■ SET TASK:
Whenever a line below holds the word "this", copy that line.

------ MATERIAL PROVIDED

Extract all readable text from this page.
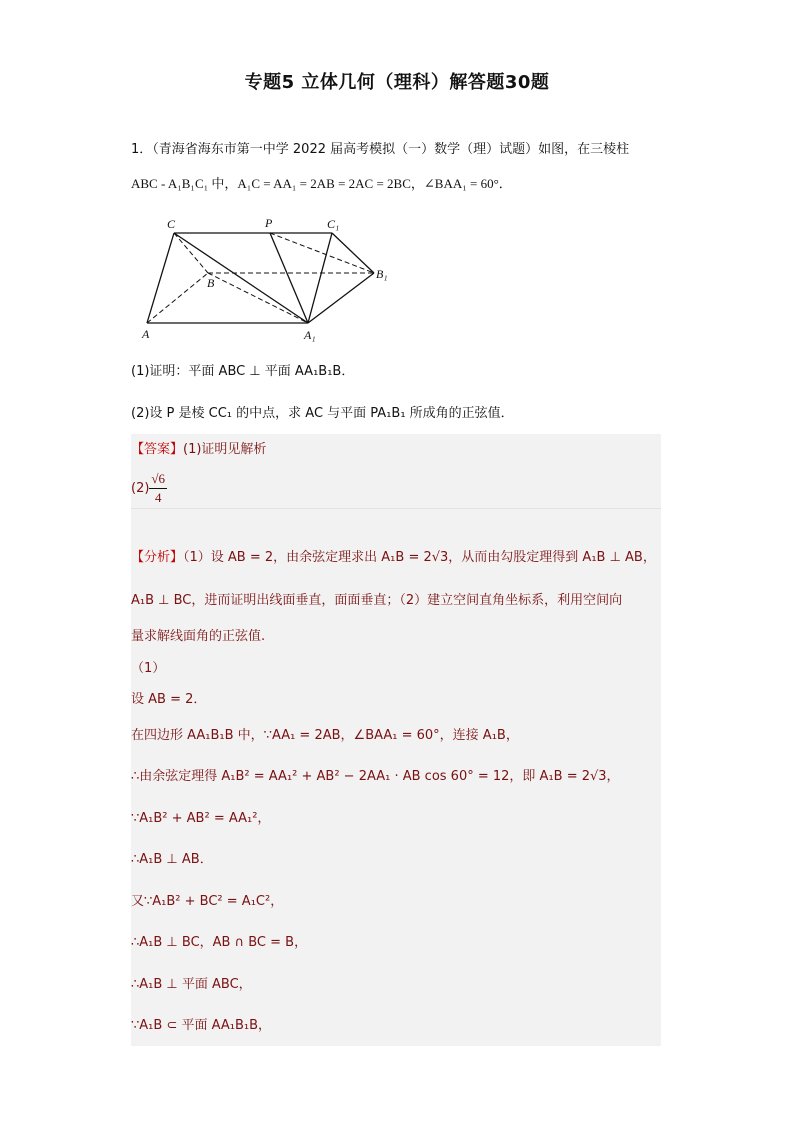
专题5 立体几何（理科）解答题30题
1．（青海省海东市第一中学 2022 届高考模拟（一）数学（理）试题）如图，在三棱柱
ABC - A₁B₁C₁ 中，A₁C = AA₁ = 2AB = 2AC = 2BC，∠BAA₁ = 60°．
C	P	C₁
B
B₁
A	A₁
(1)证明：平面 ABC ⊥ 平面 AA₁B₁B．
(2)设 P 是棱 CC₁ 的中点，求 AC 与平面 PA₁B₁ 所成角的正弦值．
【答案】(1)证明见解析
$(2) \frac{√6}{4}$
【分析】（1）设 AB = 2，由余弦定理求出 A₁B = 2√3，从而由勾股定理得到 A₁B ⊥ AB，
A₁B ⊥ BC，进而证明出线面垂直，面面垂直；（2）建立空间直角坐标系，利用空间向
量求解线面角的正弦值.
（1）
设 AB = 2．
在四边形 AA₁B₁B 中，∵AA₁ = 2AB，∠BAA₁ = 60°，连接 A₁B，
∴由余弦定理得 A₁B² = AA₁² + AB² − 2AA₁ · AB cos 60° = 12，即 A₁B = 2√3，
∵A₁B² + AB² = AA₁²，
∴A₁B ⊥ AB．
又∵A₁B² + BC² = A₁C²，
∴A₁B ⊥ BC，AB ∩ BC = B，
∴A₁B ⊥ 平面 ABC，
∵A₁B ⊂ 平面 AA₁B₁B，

------------
------ MATERIAL PROVIDED

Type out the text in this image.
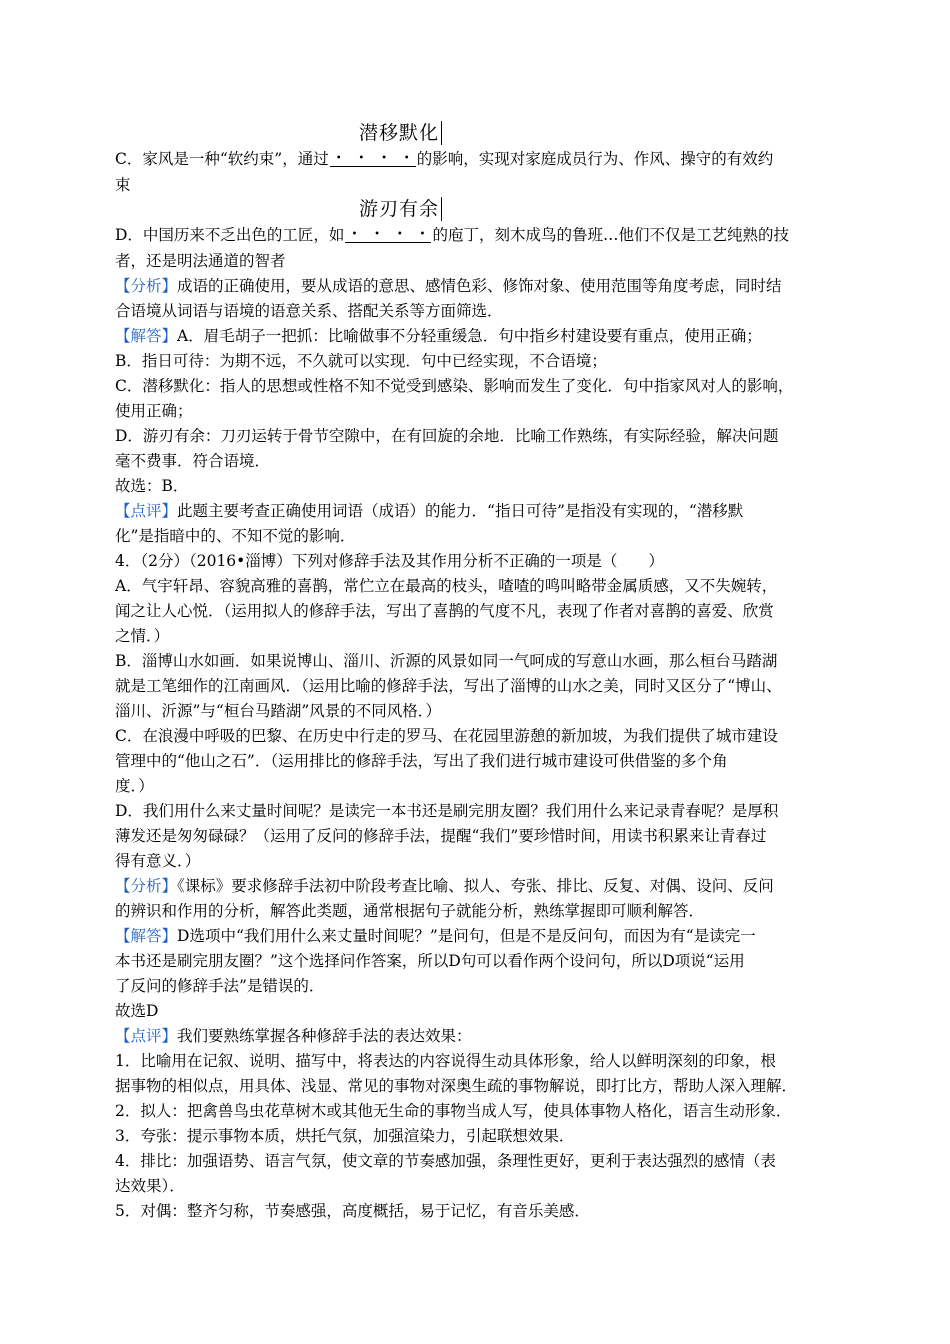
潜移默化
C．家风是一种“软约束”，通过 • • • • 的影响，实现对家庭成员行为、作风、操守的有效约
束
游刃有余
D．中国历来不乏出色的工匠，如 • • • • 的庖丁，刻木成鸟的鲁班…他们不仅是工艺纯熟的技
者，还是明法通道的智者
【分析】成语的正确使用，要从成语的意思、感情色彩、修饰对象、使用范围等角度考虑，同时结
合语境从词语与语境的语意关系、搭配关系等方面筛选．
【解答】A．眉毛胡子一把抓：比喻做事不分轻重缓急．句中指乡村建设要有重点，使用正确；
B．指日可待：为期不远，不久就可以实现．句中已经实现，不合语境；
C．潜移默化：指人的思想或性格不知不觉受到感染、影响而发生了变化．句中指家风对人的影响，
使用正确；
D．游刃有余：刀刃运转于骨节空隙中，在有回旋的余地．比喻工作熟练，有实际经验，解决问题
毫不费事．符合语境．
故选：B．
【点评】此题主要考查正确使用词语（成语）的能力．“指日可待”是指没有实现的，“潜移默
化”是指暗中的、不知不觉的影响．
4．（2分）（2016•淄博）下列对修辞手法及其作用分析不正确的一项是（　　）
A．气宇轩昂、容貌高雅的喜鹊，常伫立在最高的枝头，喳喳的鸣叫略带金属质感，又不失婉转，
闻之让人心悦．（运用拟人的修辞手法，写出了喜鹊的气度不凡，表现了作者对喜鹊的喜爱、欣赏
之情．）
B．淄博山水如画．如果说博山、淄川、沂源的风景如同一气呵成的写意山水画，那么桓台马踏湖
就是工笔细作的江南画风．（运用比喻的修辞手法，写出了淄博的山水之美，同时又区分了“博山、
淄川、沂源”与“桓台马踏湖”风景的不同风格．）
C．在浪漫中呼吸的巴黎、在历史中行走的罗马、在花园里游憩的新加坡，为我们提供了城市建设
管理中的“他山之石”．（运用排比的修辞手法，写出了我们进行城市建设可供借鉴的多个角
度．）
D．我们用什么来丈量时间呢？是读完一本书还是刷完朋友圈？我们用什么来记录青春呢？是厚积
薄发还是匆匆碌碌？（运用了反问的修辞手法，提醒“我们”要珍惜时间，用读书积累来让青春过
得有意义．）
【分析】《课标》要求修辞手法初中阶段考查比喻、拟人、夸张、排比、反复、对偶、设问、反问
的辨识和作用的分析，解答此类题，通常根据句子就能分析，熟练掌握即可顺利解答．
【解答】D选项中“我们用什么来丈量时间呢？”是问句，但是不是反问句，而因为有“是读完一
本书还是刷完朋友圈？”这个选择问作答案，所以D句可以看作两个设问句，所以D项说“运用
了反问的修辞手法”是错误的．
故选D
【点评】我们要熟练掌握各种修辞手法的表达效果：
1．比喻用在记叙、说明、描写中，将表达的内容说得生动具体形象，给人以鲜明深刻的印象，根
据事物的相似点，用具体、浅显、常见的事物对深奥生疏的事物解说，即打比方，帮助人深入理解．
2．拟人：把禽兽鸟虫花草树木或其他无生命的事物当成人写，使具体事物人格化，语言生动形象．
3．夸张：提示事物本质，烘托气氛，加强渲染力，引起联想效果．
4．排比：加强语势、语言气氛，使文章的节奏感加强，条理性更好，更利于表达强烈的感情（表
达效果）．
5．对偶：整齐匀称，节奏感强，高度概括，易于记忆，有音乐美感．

------------

■ CORRECT ANSWER:
Extract all readable text from this page.
Type out the text in this image.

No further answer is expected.